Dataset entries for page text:
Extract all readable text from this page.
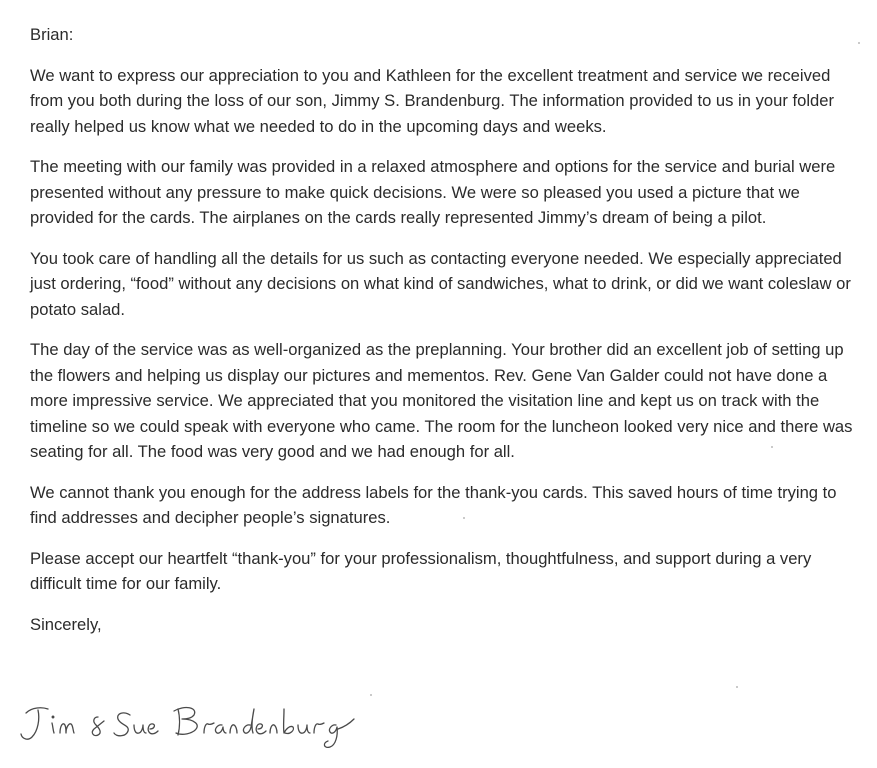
Brian:

We want to express our appreciation to you and Kathleen for the excellent treatment and service we received from you both during the loss of our son, Jimmy S. Brandenburg. The information provided to us in your folder really helped us know what we needed to do in the upcoming days and weeks.

The meeting with our family was provided in a relaxed atmosphere and options for the service and burial were presented without any pressure to make quick decisions. We were so pleased you used a picture that we provided for the cards. The airplanes on the cards really represented Jimmy’s dream of being a pilot.

You took care of handling all the details for us such as contacting everyone needed. We especially appreciated just ordering, “food” without any decisions on what kind of sandwiches, what to drink, or did we want coleslaw or potato salad.

The day of the service was as well-organized as the preplanning. Your brother did an excellent job of setting up the flowers and helping us display our pictures and mementos. Rev. Gene Van Galder could not have done a more impressive service. We appreciated that you monitored the visitation line and kept us on track with the timeline so we could speak with everyone who came. The room for the luncheon looked very nice and there was seating for all. The food was very good and we had enough for all.

We cannot thank you enough for the address labels for the thank-you cards. This saved hours of time trying to find addresses and decipher people’s signatures.

Please accept our heartfelt “thank-you” for your professionalism, thoughtfulness, and support during a very difficult time for our family.

Sincerely,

■ WORK TO COMPLETE
Keep the pictures out and print all the records exactly as they are.

■ COMPLETED TASK
Extract all readable text from this page.
Brian:

We want to express our appreciation to you and Kathleen for the excellent treatment and service we received from you both during the loss of our son, Jimmy S. Brandenburg. The information provided to us in your folder really helped us know what we needed to do in the upcoming days and weeks.

The meeting with our family was provided in a relaxed atmosphere and options for the service and burial were presented without any pressure to make quick decisions. We were so pleased you used a picture that we provided for the cards. The airplanes on the cards really represented Jimmy’s dream of being a pilot.

You took care of handling all the details for us such as contacting everyone needed. We especially appreciated just ordering, “food” without any decisions on what kind of sandwiches, what to drink, or did we want coleslaw or potato salad.

The day of the service was as well-organized as the preplanning. Your brother did an excellent job of setting up the flowers and helping us display our pictures and mementos. Rev. Gene Van Galder could not have done a more impressive service. We appreciated that you monitored the visitation line and kept us on track with the timeline so we could speak with everyone who came. The room for the luncheon looked very nice and there was seating for all. The food was very good and we had enough for all.

We cannot thank you enough for the address labels for the thank-you cards. This saved hours of time trying to find addresses and decipher people’s signatures.

Please accept our heartfelt “thank-you” for your professionalism, thoughtfulness, and support during a very difficult time for our family.

Sincerely,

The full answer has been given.